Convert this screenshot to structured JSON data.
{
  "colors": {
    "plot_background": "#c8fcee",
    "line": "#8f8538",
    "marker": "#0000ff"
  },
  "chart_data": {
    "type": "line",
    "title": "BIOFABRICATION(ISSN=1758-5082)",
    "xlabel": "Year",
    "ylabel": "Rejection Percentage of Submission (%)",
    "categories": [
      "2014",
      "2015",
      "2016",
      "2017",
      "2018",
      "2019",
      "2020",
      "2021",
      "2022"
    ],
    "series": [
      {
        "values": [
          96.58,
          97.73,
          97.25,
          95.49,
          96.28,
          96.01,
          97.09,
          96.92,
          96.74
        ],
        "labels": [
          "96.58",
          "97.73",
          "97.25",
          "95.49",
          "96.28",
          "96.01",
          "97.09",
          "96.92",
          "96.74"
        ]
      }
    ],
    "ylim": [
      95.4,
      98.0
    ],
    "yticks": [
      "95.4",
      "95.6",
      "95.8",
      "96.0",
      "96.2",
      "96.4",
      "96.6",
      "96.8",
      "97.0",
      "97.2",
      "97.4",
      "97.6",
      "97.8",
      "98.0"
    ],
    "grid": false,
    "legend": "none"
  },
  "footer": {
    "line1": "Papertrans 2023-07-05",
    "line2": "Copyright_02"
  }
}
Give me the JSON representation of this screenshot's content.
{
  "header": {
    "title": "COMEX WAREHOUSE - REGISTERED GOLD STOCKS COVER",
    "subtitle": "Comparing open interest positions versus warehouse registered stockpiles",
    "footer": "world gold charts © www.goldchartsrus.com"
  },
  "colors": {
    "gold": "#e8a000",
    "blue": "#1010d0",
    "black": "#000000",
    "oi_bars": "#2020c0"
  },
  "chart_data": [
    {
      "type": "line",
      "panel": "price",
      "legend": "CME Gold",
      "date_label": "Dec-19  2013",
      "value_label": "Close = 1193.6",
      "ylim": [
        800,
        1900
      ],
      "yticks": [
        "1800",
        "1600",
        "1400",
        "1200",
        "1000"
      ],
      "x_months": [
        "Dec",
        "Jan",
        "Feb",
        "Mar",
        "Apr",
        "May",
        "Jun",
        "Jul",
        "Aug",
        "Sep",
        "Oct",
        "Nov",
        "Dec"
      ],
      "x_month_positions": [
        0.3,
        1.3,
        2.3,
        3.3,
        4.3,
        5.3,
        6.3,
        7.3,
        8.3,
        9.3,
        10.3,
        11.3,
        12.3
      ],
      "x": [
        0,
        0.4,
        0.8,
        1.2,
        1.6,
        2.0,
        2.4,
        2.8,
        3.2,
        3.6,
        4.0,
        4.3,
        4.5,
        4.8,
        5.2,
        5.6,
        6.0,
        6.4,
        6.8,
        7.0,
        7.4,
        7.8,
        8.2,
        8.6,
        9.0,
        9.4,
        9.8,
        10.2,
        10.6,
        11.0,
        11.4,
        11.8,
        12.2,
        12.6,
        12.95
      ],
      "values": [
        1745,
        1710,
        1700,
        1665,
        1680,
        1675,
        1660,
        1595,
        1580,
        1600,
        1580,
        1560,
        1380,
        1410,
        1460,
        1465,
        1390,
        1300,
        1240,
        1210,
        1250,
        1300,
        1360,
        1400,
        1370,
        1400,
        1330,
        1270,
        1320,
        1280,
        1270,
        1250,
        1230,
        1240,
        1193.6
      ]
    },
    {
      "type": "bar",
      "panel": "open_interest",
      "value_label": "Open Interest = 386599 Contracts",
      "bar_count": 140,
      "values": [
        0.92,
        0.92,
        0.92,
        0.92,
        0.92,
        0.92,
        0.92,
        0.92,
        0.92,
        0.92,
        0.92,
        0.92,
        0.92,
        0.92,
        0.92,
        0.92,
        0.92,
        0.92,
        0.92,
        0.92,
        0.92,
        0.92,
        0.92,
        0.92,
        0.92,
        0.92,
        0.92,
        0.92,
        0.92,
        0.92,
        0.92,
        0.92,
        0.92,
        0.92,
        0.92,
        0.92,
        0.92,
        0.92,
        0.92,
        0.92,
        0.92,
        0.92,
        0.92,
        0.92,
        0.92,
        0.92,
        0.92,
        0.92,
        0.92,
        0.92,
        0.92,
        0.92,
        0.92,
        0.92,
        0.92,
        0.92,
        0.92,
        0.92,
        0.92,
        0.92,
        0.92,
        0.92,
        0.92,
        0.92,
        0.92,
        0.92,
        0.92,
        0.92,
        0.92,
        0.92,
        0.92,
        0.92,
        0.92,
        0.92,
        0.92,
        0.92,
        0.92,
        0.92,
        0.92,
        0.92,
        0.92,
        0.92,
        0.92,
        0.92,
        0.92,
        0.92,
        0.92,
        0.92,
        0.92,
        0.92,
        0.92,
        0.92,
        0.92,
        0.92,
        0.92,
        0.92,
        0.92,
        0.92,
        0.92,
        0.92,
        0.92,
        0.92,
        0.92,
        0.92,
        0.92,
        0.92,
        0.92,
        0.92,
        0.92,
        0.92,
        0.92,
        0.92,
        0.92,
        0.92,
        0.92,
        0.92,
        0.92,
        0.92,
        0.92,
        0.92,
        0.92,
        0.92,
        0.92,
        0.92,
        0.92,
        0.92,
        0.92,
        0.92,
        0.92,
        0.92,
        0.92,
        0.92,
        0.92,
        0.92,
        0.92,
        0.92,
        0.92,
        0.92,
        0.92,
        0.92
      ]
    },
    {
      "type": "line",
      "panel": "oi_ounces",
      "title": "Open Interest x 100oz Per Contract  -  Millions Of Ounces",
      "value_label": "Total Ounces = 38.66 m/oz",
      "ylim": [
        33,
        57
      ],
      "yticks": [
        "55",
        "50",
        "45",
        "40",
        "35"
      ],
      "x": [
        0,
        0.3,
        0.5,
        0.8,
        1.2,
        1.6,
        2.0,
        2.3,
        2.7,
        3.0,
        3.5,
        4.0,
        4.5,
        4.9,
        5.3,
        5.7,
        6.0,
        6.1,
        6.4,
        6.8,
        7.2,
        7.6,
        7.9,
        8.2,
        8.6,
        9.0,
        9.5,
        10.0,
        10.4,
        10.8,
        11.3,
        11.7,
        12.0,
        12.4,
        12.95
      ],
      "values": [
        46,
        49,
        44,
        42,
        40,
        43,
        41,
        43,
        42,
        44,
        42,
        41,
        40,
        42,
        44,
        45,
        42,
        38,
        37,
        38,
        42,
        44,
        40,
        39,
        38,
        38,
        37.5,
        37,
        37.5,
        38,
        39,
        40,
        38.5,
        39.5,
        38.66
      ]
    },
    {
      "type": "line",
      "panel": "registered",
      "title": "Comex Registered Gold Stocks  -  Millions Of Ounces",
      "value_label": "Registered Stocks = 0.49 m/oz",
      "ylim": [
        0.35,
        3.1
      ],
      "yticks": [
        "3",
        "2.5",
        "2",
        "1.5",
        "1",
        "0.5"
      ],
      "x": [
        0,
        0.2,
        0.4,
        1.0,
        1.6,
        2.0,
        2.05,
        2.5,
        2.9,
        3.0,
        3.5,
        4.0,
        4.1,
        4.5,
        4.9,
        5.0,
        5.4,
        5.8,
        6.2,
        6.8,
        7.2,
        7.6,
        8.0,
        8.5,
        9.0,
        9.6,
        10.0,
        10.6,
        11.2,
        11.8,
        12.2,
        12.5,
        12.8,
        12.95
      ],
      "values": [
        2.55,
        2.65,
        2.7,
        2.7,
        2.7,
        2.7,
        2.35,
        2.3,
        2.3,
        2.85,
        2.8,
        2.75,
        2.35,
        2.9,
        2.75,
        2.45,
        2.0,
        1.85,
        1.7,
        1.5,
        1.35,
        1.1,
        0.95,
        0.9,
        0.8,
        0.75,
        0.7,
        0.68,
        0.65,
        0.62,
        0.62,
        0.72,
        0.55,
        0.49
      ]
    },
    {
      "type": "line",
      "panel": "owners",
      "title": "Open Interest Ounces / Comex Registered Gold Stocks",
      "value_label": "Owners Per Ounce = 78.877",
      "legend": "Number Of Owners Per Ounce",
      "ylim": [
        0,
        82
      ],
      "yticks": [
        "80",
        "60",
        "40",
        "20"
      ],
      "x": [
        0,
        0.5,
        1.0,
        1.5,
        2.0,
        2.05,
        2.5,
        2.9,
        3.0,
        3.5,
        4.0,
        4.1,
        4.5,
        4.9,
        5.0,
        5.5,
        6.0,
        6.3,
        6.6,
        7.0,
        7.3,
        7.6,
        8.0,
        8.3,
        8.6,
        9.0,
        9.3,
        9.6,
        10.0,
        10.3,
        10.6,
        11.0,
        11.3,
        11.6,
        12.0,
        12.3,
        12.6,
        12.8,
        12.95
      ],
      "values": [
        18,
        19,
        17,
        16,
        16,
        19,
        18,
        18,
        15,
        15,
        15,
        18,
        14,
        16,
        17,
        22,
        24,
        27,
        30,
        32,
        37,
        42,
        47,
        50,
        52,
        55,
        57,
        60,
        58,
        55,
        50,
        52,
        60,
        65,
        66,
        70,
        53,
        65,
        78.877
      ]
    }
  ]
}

---------------

Find every line above that contains the word "Millions", and return each one.

      "title": "Open Interest x 100oz Per Contract  -  Millions Of Ounces",
      "title": "Comex Registered Gold Stocks  -  Millions Of Ounces",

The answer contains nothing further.